* _読解用の抜粋_:
流動と変化の観点からもっぱら都市を眺めるのは、だいたいの場合、都市計画家、都市地理学者、社会学者ら超然とした観察者たちである。増殖する細胞、まわりをとりまく触手、いや増す通信量、洪水と侵食といった直喩。これらの直喩は、都市の景観について観察者たちが抱く最も本質的な観念と一致している——運動と、永遠に続くあてどない成長とが織りなす景色。しかし都市に住まう者は彼ら自身、こうした観点から都市を理解しているのだろうか? こうしたかたちで都市を理解したいのだろうか? われわれは疑いを抱いている。

                      J・B・ジャクソン「都市のイメージ」(一九六一年)

 

 二〇世紀後半の数十年は、パブリック・ヒストリーと歴史保存の世界的な開花期にあたる。アンドレアス・ヒュイッセンが「飽くなき博物館的文化」と呼んだこの流れのなかで、おびただしい数の場所や物が歴史的な重要性をあらたに認められるようになり、記念のために切り出されていった。過去の痕跡のなかに探られる意味の幅も広がった。政治的にいえば歴史保存は大衆主義へと転回し、商業的にいえば文化遺産はグローバルな産業の一部と化した。

* _表示データ_:
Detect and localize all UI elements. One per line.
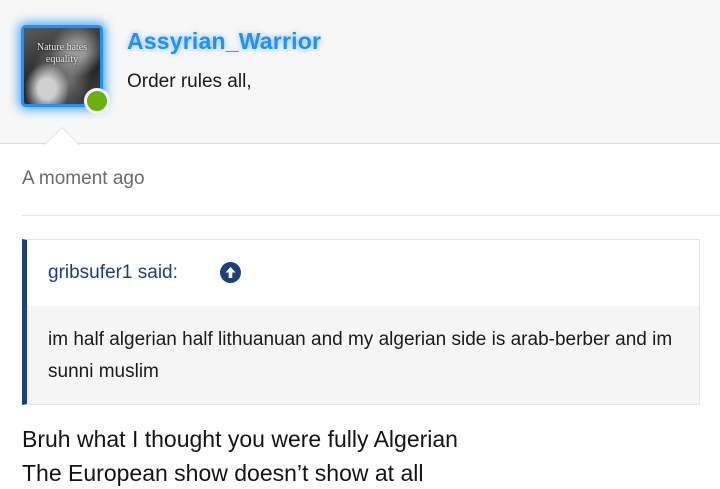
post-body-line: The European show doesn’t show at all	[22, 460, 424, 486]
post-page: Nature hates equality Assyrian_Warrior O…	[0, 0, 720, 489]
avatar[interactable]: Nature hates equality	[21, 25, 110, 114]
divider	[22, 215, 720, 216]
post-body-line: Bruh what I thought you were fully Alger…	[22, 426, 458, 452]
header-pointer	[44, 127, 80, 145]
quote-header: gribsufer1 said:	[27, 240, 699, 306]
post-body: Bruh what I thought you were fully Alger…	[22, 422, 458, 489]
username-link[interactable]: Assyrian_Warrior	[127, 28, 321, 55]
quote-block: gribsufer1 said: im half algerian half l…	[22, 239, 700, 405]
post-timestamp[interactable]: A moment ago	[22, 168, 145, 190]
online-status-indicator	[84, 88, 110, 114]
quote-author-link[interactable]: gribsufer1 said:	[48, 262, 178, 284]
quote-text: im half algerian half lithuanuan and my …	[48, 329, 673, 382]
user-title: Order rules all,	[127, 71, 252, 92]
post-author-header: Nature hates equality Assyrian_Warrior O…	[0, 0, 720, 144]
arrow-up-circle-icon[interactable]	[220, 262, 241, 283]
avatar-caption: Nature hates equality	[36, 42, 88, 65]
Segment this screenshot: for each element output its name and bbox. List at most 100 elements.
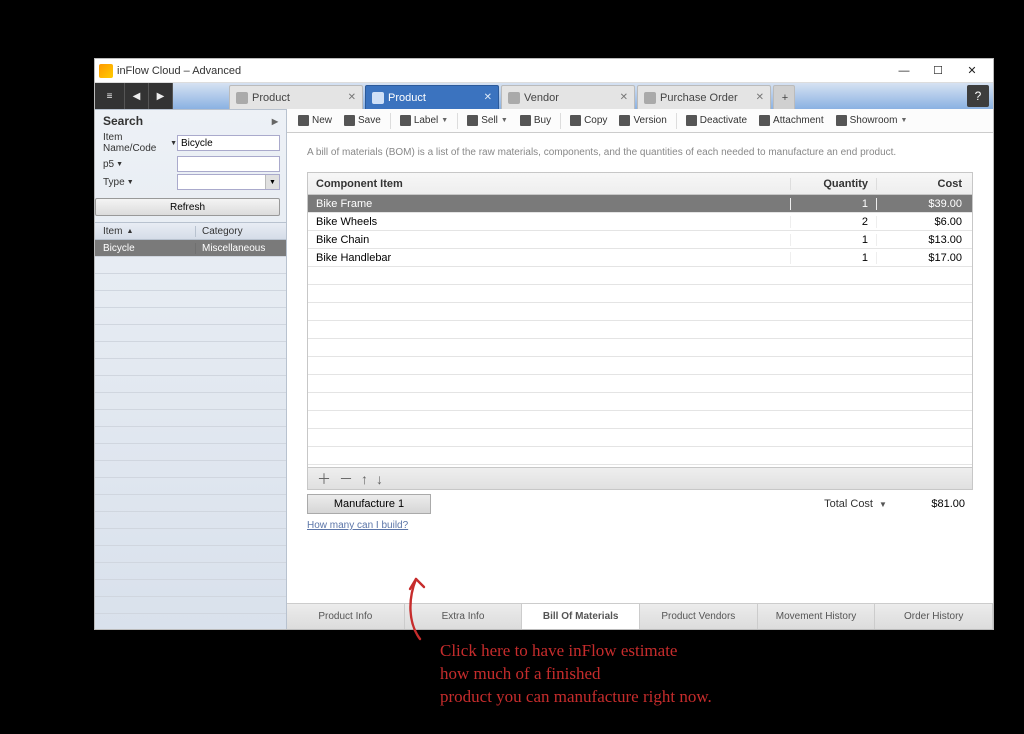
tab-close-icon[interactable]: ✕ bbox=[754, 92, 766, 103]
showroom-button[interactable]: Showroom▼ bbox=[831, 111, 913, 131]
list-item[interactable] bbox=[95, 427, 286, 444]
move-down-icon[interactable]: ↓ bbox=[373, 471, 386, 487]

* _作業指示_:
(1) 歴史保存についての抜粋では、二〇世紀後半のパブリック・ヒストリーと歴史保存の流れを、アンドレアス・ヒュイッセンが何と呼んだとされているか。
(2) 歴史保存についての抜粋を、最後の文の後から書き足して先へ延ばすこと。
エントリは参照しなくてよい。

* _解答_:
(1) 「飽くなき博物館的文化」と呼んだとされている。

(2)
 東京がこの潮流に加わったのは遅く、外から見る限り保存の対象となる物もほとんど持ちあわせていなかった。誕生以来、破壊と再建を繰り返してきた東京には、一九七〇年代初頭の時点で一世代を超える建物はほぼ残っていなかった。木材をはじめとした可燃性の建材で築かれたこの都市は、一九四五年に米国が投下した焼夷弾によってあらかた焼き尽くされたためである。他の富裕国の主要都市で、歴史保存が都市の経済と文化にとってすっかりありふれた要素となったのちですら、東京には歴史保存指定地区も、〔建築物を再利用する〕アダプティブユース事業も、〔保存再生を請け負う〕建築事務所も、再利用ないし複製された時代物の家具や古建築の建材をとりあつかう業者も現れなかった。東京の路上に残る過去の物証は断片的で総じて気づかれることもなく、市場価値は無きに等しかった。過去を示してくれる貴重な建物や町並みを欠く東京は、他の都市のようなやり方で自身の歴史を言祝ぐことはできないかに思われた。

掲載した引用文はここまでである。